WRITTEN PROBLEM
The entries below should be output exactly as written.

Start of RECORDS

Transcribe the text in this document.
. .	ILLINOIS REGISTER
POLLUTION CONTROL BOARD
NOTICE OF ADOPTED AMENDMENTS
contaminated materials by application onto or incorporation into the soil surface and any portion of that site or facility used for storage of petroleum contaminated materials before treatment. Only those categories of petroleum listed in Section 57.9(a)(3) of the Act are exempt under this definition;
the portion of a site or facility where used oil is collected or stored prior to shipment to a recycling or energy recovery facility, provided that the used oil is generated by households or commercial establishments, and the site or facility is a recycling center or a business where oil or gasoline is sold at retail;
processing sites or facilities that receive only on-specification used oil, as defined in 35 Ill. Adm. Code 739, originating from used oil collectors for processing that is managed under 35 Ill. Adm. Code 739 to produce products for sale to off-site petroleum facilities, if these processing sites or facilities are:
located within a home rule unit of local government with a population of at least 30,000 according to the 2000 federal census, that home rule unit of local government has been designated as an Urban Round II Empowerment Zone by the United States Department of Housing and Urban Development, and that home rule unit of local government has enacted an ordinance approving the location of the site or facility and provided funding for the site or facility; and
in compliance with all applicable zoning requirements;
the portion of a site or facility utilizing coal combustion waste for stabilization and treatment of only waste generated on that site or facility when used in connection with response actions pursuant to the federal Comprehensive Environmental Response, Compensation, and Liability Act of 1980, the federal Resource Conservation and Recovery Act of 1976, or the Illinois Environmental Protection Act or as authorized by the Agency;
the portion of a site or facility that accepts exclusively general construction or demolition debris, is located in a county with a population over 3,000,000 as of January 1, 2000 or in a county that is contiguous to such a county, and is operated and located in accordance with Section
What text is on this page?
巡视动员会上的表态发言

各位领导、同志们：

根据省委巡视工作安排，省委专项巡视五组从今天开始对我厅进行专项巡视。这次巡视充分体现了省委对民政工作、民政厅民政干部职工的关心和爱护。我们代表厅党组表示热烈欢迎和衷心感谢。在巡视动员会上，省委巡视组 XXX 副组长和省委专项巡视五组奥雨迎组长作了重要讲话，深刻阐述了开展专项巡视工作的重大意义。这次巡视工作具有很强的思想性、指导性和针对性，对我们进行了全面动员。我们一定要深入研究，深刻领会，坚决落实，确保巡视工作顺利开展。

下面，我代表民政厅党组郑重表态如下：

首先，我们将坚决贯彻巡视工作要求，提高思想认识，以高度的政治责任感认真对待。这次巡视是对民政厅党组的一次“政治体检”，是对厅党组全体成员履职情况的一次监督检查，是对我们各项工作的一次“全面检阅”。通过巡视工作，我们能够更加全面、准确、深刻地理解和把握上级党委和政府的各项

End of RECORDS

TASK ANSWER
Transcribe the text in this document.
. .	ILLINOIS REGISTER
POLLUTION CONTROL BOARD
NOTICE OF ADOPTED AMENDMENTS
contaminated materials by application onto or incorporation into the soil surface and any portion of that site or facility used for storage of petroleum contaminated materials before treatment. Only those categories of petroleum listed in Section 57.9(a)(3) of the Act are exempt under this definition;
the portion of a site or facility where used oil is collected or stored prior to shipment to a recycling or energy recovery facility, provided that the used oil is generated by households or commercial establishments, and the site or facility is a recycling center or a business where oil or gasoline is sold at retail;
processing sites or facilities that receive only on-specification used oil, as defined in 35 Ill. Adm. Code 739, originating from used oil collectors for processing that is managed under 35 Ill. Adm. Code 739 to produce products for sale to off-site petroleum facilities, if these processing sites or facilities are:
located within a home rule unit of local government with a population of at least 30,000 according to the 2000 federal census, that home rule unit of local government has been designated as an Urban Round II Empowerment Zone by the United States Department of Housing and Urban Development, and that home rule unit of local government has enacted an ordinance approving the location of the site or facility and provided funding for the site or facility; and
in compliance with all applicable zoning requirements;
the portion of a site or facility utilizing coal combustion waste for stabilization and treatment of only waste generated on that site or facility when used in connection with response actions pursuant to the federal Comprehensive Environmental Response, Compensation, and Liability Act of 1980, the federal Resource Conservation and Recovery Act of 1976, or the Illinois Environmental Protection Act or as authorized by the Agency;
the portion of a site or facility that accepts exclusively general construction or demolition debris, is located in a county with a population over 3,000,000 as of January 1, 2000 or in a county that is contiguous to such a county, and is operated and located in accordance with Section
What text is on this page?
巡视动员会上的表态发言

各位领导、同志们：

根据省委巡视工作安排，省委专项巡视五组从今天开始对我厅进行专项巡视。这次巡视充分体现了省委对民政工作、民政厅民政干部职工的关心和爱护。我们代表厅党组表示热烈欢迎和衷心感谢。在巡视动员会上，省委巡视组 XXX 副组长和省委专项巡视五组奥雨迎组长作了重要讲话，深刻阐述了开展专项巡视工作的重大意义。这次巡视工作具有很强的思想性、指导性和针对性，对我们进行了全面动员。我们一定要深入研究，深刻领会，坚决落实，确保巡视工作顺利开展。

下面，我代表民政厅党组郑重表态如下：

首先，我们将坚决贯彻巡视工作要求，提高思想认识，以高度的政治责任感认真对待。这次巡视是对民政厅党组的一次“政治体检”，是对厅党组全体成员履职情况的一次监督检查，是对我们各项工作的一次“全面检阅”。通过巡视工作，我们能够更加全面、准确、深刻地理解和把握上级党委和政府的各项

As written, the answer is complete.